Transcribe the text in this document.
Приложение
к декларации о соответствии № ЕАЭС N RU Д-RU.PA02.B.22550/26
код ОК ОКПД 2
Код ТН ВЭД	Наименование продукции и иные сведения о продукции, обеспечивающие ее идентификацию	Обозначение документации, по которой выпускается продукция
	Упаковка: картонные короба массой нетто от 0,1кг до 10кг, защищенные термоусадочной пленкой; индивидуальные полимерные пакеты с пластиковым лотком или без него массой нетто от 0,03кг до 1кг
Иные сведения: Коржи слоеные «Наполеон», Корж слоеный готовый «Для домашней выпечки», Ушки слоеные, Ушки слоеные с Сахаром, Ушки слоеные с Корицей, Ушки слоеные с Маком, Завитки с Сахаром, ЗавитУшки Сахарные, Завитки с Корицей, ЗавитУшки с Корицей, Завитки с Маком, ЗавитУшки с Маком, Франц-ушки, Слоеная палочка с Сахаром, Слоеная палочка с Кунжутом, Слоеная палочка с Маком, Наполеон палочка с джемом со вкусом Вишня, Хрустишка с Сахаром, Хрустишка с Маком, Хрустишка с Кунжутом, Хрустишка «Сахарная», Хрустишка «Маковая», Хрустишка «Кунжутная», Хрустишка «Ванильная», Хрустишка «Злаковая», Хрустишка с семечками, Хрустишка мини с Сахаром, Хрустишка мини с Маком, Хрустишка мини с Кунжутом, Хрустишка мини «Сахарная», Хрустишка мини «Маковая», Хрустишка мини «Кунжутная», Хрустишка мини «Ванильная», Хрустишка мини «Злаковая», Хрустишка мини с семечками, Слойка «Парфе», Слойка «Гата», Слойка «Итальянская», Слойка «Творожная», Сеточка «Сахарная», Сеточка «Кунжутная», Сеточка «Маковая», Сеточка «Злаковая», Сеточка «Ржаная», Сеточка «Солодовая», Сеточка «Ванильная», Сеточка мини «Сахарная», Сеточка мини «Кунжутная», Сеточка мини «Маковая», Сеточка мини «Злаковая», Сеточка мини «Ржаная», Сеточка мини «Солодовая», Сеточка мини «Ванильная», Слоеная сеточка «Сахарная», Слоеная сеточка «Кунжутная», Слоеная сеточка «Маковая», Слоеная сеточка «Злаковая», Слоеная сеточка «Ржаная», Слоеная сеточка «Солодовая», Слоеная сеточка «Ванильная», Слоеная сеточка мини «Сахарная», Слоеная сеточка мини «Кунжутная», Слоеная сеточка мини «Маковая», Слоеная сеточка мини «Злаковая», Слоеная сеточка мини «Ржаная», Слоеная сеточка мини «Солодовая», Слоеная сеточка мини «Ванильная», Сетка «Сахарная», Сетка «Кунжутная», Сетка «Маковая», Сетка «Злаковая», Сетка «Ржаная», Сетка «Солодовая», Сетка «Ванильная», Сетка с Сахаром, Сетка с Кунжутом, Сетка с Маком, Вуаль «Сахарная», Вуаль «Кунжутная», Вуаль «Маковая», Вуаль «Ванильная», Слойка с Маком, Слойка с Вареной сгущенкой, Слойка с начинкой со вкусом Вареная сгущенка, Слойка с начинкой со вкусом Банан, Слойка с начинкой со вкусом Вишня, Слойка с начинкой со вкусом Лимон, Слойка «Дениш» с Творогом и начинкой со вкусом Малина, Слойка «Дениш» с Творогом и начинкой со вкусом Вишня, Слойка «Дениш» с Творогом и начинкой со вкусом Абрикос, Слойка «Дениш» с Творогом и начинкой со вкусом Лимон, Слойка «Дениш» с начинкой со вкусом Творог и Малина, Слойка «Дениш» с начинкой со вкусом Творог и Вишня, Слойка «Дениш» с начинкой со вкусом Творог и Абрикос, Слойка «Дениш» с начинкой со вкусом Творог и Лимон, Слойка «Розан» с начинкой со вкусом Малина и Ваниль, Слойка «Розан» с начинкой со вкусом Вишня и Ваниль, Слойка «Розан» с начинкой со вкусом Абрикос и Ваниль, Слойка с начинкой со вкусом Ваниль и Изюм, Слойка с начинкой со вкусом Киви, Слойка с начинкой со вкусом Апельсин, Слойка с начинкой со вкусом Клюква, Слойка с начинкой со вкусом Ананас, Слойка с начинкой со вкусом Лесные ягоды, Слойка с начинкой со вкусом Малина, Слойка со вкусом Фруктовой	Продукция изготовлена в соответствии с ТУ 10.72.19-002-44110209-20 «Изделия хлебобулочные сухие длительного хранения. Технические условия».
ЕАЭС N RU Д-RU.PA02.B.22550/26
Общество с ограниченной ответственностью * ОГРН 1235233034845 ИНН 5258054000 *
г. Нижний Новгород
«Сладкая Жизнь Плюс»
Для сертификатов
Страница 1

________________________

Identify every line holding the word "ЕАЭС" and copy it out.

- [FINISHED TASK]
к декларации о соответствии № ЕАЭС N RU Д-RU.PA02.B.22550/26
ЕАЭС N RU Д-RU.PA02.B.22550/26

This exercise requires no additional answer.